* What to do
How many lines in the records below hold the string "right"? Please answer with the number and nothing more.

:::::

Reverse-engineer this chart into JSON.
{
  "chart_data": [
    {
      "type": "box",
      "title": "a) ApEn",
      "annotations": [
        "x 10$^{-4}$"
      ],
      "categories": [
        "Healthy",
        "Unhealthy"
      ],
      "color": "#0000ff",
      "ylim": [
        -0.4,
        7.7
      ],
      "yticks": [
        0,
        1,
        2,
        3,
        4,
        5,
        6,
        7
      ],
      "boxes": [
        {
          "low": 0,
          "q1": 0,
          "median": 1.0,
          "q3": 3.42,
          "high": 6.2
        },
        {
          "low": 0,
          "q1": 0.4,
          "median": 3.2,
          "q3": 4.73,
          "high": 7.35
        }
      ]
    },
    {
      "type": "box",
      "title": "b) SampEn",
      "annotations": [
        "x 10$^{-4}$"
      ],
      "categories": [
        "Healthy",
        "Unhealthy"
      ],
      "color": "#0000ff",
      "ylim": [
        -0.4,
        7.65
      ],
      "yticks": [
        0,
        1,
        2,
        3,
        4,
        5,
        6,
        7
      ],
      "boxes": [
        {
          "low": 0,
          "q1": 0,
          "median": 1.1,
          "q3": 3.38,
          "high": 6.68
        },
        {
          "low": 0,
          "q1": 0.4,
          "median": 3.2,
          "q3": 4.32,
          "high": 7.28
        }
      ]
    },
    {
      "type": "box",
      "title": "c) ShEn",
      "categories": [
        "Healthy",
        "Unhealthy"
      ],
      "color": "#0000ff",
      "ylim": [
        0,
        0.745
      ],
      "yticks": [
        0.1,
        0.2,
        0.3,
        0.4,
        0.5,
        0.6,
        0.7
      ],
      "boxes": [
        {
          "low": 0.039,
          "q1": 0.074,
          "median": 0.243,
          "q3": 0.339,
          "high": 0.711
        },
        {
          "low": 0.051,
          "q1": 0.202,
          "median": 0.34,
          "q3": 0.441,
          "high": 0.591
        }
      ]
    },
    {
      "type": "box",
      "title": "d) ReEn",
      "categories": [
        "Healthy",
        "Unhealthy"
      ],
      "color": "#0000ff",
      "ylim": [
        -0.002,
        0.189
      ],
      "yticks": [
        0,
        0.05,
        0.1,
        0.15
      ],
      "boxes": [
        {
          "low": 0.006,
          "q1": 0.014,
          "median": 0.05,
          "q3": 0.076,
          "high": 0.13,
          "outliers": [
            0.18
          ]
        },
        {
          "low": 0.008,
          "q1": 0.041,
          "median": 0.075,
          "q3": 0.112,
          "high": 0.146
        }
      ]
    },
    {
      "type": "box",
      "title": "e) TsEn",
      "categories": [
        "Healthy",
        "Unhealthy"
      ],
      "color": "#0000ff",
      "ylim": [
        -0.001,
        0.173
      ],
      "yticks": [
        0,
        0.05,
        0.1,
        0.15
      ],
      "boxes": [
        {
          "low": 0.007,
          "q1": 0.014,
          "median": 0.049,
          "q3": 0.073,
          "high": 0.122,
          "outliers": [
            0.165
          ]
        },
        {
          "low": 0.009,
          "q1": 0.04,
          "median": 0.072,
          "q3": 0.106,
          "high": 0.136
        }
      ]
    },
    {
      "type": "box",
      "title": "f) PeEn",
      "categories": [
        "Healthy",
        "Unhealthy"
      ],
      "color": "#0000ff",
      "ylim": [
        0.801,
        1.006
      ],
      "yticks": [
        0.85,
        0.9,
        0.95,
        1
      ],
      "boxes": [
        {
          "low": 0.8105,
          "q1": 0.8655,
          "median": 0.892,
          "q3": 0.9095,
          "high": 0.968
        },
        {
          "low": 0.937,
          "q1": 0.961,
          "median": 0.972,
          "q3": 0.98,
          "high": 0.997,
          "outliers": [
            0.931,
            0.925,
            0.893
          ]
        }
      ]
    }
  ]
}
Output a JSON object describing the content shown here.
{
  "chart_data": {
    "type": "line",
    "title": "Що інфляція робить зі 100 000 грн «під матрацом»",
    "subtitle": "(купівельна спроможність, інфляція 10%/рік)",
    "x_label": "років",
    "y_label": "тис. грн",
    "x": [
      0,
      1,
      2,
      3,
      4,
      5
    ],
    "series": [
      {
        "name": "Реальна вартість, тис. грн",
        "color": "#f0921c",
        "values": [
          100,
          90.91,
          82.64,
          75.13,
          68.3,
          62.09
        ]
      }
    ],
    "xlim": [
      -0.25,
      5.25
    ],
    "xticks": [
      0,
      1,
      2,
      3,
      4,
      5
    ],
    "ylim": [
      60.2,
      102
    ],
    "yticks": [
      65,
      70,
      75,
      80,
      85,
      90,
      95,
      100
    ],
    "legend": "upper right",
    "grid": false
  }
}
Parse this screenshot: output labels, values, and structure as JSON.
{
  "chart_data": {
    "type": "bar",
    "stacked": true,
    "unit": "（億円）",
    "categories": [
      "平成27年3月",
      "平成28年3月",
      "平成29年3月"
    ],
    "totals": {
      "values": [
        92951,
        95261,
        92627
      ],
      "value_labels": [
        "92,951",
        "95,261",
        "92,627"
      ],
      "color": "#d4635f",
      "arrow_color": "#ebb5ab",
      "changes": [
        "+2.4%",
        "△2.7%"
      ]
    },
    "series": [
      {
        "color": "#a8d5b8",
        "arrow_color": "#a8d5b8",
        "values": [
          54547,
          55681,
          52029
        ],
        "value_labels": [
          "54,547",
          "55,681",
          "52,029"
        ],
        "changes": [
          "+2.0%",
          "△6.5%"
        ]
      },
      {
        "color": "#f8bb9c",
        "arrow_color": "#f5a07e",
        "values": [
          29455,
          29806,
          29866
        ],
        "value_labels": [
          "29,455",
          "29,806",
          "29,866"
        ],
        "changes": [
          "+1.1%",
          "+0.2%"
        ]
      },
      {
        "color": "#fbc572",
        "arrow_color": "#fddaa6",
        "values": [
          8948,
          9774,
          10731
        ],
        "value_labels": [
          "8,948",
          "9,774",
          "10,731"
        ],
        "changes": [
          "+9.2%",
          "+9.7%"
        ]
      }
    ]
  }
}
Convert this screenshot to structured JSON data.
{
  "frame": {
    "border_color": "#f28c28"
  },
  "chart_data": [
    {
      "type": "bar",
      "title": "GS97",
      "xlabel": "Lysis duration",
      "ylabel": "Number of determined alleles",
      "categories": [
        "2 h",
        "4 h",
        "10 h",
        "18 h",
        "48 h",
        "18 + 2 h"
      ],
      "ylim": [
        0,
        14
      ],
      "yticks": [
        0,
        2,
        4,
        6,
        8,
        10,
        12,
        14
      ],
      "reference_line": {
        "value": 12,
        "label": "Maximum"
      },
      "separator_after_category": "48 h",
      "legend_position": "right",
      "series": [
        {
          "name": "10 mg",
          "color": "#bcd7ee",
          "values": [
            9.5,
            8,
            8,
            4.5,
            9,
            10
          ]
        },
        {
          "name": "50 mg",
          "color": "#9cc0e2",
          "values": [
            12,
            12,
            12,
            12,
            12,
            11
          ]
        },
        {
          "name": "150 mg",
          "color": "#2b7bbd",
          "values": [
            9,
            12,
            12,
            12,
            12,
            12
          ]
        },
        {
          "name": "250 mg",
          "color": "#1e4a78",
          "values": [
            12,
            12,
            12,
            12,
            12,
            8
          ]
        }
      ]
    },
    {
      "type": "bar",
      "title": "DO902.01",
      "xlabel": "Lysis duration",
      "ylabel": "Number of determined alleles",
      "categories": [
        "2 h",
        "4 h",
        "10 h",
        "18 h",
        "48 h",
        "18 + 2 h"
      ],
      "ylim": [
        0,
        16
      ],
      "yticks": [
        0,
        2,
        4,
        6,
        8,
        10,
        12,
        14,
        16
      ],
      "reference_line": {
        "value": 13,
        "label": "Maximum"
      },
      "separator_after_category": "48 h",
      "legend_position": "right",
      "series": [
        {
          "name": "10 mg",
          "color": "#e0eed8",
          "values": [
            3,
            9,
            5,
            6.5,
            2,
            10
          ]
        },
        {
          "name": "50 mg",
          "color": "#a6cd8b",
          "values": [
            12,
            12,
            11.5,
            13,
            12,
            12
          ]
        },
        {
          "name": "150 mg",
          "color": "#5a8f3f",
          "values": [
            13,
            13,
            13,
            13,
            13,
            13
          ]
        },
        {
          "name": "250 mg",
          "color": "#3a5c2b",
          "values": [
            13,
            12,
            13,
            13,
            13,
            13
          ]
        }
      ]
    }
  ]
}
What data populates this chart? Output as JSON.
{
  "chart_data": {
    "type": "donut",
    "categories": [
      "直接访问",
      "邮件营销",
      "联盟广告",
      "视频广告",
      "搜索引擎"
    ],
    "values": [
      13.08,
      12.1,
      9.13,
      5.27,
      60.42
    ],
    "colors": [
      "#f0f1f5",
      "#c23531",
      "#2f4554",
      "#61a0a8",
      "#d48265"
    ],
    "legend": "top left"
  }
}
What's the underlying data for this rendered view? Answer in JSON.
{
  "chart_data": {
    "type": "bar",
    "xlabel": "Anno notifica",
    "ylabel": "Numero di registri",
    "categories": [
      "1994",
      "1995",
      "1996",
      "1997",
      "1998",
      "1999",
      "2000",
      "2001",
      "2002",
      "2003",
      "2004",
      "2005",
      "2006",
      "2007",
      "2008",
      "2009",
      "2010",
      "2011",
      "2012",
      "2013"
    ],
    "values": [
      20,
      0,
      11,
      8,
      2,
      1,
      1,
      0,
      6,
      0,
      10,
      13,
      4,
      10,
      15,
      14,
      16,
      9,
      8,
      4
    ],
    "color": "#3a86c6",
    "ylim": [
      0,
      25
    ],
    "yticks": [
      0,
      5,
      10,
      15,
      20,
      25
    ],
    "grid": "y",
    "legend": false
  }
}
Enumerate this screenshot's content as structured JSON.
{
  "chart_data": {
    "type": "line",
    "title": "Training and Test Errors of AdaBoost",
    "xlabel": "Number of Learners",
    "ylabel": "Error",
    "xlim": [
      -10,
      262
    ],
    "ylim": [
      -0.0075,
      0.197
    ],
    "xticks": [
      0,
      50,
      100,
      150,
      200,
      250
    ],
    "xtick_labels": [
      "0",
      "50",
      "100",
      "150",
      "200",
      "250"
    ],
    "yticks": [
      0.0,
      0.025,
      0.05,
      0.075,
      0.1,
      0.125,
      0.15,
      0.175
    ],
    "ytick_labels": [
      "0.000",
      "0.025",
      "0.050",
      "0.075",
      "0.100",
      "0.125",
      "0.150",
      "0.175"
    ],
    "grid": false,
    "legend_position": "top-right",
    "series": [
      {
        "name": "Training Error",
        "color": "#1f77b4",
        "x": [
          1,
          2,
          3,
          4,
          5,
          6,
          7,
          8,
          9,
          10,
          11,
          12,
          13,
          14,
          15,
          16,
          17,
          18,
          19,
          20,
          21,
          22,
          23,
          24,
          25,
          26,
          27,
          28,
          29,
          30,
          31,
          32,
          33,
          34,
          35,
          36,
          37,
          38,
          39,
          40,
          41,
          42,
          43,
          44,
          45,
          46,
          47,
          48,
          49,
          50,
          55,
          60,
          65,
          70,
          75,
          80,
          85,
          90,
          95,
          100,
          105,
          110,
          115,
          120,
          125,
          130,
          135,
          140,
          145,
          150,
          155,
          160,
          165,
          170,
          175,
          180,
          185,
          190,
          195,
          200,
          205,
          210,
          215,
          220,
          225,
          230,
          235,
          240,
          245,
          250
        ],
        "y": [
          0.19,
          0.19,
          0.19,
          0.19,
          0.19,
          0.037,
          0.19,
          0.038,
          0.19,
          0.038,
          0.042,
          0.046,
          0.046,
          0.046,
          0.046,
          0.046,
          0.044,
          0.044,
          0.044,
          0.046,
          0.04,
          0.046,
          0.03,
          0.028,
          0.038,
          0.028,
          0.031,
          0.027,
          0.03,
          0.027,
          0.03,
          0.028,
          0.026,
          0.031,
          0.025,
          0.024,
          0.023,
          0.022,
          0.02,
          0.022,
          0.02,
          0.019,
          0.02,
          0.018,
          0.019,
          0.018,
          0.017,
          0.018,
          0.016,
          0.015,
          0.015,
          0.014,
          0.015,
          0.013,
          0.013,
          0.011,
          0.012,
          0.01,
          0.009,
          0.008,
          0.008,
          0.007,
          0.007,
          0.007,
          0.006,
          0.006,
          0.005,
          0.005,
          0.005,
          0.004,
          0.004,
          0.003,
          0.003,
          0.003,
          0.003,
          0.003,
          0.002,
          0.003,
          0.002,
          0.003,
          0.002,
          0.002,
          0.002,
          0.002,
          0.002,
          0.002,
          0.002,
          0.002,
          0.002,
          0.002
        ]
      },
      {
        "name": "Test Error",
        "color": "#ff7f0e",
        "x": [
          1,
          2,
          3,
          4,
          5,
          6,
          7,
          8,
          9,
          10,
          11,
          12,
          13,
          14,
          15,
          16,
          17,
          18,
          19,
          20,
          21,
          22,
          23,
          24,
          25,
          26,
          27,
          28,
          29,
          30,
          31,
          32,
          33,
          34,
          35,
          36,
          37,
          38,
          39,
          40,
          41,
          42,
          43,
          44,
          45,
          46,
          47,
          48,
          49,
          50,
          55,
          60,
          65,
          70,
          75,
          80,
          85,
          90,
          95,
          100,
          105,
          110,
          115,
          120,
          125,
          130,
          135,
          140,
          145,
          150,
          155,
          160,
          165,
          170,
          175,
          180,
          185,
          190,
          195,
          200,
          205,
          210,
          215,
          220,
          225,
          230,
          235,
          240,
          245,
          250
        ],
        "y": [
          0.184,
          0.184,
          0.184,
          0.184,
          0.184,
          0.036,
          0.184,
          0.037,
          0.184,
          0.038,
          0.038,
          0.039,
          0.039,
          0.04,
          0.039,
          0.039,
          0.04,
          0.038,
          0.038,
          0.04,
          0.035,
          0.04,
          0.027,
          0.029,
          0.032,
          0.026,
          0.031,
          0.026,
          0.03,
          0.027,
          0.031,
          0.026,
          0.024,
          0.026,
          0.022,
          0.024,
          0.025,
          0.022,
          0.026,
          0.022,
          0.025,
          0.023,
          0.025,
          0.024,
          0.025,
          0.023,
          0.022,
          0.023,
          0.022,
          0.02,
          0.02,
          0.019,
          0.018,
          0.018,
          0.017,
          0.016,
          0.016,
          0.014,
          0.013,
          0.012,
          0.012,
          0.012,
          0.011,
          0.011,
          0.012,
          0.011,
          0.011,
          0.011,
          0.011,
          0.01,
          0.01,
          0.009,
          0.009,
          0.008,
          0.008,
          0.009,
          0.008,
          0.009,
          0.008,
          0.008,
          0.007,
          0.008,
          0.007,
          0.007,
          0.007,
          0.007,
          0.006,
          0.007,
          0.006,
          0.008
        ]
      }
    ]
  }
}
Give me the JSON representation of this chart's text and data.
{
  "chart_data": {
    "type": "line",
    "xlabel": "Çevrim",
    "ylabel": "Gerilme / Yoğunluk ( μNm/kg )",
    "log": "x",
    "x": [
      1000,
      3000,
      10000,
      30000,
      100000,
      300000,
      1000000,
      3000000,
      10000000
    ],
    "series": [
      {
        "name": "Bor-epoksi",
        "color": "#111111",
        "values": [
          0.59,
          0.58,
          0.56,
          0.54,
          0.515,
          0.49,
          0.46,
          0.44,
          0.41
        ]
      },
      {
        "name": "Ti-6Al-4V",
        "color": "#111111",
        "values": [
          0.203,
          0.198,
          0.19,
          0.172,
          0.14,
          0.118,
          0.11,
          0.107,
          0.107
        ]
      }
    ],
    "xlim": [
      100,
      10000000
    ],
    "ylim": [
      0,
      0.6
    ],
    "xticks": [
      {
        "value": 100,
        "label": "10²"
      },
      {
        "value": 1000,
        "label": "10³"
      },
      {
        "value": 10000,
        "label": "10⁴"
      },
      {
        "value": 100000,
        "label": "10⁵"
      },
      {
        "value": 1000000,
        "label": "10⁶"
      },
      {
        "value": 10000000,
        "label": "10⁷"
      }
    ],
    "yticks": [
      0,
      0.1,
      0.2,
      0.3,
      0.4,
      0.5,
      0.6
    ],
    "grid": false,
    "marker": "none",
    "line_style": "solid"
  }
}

:::::

* Finished exercise
4